* [REQUIREMENT] Identify all lines in the listing that include the word "idees", and copy them out.

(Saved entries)
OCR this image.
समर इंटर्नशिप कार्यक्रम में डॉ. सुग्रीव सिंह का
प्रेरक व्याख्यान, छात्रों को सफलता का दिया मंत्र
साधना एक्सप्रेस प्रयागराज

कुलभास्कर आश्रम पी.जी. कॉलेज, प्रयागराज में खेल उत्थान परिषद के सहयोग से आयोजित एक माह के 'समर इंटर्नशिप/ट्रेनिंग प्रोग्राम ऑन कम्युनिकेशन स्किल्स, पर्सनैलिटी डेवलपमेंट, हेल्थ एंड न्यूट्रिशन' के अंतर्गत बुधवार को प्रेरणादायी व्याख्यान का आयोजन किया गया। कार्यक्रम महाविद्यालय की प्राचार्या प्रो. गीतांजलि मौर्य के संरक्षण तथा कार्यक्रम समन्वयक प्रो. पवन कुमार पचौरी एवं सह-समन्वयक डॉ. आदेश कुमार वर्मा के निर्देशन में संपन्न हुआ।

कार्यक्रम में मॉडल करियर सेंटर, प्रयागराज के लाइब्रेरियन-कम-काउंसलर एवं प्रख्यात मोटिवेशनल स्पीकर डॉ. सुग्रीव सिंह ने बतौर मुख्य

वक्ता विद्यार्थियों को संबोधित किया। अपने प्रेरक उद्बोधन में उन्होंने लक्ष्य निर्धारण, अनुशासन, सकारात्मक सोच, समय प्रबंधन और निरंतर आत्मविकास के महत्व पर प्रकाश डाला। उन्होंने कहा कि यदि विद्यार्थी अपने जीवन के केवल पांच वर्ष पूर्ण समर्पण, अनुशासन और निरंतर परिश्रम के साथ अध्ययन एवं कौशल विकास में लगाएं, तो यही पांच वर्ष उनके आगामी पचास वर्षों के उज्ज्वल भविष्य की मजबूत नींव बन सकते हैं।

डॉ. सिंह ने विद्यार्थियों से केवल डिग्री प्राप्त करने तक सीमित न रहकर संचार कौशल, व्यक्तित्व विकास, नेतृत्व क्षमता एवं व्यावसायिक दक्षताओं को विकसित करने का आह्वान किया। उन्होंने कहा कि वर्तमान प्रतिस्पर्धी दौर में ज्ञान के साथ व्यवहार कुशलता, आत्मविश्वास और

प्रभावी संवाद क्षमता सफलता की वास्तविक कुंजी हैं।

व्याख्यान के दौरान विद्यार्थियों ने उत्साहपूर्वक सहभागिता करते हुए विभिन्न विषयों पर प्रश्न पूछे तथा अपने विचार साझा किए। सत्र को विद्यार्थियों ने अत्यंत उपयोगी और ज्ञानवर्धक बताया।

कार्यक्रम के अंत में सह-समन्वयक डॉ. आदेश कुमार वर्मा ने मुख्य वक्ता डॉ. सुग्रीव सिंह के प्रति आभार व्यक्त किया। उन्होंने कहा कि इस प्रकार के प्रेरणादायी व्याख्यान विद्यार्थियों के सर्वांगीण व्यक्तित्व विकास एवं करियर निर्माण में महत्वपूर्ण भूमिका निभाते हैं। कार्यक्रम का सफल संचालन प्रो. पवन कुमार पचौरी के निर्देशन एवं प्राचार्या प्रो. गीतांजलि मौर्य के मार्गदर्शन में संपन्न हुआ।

--

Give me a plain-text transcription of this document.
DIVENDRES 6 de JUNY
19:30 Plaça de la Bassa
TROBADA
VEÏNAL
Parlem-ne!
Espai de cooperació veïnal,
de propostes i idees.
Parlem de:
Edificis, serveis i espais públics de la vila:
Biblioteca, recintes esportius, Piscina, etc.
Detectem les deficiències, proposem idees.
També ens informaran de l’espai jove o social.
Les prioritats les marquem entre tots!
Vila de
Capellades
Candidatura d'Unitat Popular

* [REPLY TO THE EXERCISE]
de propostes i idees.
Detectem les deficiències, proposem idees.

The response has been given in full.